§ **OBJECTIVE**
Transcribe the whole listing below without changing a word, but leave out every image.

┄┄┄┄┄┄

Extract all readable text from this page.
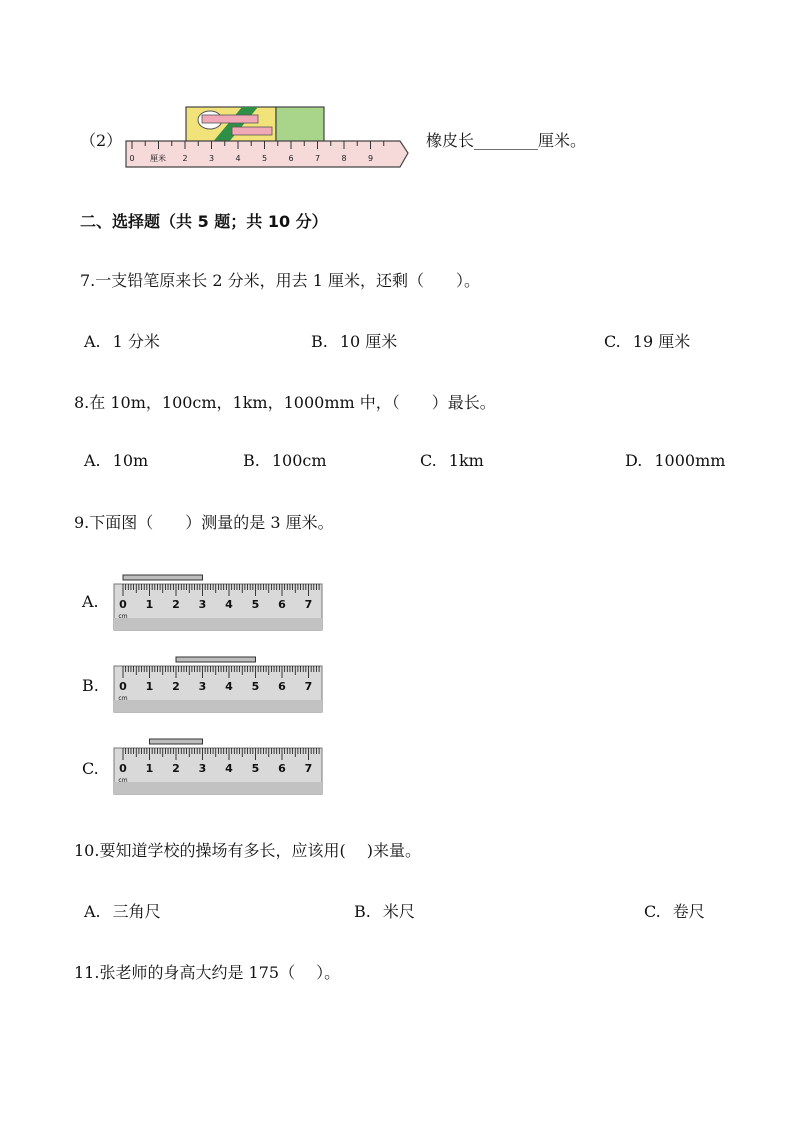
（2）
0	2	3	4	5	6	7	8	9
厘米
橡皮长________厘米。
二、选择题（共 5 题；共 10 分）
7.一支铅笔原来长 2 分米，用去 1 厘米，还剩（　　）。
A. 1 分米	B. 10 厘米	C. 19 厘米
8.在 10m，100cm，1km，1000mm 中，（　　）最长。
A. 10m	B. 100cm	C. 1km	D. 1000mm
9.下面图（　　）测量的是 3 厘米。
A. 0 1 2 3 4 5 6 7
cm
B. 0 1 2 3 4 5 6 7
cm
C. 0 1 2 3 4 5 6 7
cm
10.要知道学校的操场有多长，应该用(　 )来量。
A. 三角尺	B. 米尺	C. 卷尺
11.张老师的身高大约是 175（　 ）。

┄┄┄┄┄┄

§ **EXERCISE RESULT**
Extract all readable text from this page.
（2）
0	2	3	4	5	6	7	8	9
厘米
橡皮长________厘米。
二、选择题（共 5 题；共 10 分）
7.一支铅笔原来长 2 分米，用去 1 厘米，还剩（　　）。
A. 1 分米	B. 10 厘米	C. 19 厘米
8.在 10m，100cm，1km，1000mm 中，（　　）最长。
A. 10m	B. 100cm	C. 1km	D. 1000mm
9.下面图（　　）测量的是 3 厘米。
A. 0 1 2 3 4 5 6 7
cm
B. 0 1 2 3 4 5 6 7
cm
C. 0 1 2 3 4 5 6 7
cm
10.要知道学校的操场有多长，应该用(　 )来量。
A. 三角尺	B. 米尺	C. 卷尺
11.张老师的身高大约是 175（　 ）。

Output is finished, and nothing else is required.